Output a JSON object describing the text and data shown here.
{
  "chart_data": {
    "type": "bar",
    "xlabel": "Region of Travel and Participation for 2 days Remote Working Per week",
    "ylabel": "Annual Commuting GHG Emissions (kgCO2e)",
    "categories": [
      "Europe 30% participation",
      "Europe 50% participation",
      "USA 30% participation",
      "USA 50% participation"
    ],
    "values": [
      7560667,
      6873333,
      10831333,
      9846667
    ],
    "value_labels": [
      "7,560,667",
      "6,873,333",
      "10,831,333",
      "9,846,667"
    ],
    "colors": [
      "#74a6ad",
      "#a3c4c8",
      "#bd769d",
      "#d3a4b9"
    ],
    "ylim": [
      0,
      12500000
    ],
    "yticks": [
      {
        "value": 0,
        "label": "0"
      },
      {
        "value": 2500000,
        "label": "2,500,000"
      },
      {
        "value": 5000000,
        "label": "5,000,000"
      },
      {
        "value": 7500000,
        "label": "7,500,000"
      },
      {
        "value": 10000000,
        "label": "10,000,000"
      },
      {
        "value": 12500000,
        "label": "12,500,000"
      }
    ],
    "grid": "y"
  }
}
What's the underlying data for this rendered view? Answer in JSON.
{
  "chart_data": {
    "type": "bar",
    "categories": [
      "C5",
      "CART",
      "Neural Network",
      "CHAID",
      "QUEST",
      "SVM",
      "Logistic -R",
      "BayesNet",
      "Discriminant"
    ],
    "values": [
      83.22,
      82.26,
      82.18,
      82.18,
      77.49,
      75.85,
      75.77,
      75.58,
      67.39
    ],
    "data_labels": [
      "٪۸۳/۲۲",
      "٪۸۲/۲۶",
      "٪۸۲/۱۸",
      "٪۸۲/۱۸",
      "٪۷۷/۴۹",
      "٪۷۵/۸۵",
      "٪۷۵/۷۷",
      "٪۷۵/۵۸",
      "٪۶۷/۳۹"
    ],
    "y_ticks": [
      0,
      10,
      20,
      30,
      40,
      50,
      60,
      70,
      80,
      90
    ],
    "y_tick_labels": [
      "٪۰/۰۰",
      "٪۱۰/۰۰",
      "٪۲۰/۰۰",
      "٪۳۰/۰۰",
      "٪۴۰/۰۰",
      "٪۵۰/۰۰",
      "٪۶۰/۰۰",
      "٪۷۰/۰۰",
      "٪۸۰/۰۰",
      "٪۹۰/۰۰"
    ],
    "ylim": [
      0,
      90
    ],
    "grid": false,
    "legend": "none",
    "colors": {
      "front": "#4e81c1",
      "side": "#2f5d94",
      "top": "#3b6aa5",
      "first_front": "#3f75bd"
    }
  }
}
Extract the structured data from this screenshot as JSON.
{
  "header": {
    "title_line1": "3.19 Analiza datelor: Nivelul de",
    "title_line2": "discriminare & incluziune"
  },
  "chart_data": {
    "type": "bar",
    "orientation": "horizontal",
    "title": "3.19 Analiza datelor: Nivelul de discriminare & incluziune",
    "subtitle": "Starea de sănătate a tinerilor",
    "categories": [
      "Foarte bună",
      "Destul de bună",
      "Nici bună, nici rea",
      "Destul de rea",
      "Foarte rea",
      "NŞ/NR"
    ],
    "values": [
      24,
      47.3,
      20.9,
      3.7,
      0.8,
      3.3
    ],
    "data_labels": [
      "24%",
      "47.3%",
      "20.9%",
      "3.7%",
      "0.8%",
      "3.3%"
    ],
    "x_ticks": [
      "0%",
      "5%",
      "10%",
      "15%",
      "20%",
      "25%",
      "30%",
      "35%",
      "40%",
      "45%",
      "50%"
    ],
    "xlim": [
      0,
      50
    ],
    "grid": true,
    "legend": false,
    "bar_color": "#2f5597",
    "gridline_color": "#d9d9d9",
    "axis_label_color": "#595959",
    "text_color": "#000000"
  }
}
━━━━━━━━
§ Task details
Whenever "Analiza" turns up in a line, pick that line out.

§ Result below
    "title_line1": "3.19 Analiza datelor: Nivelul de",
    "title": "3.19 Analiza datelor: Nivelul de discriminare & incluziune",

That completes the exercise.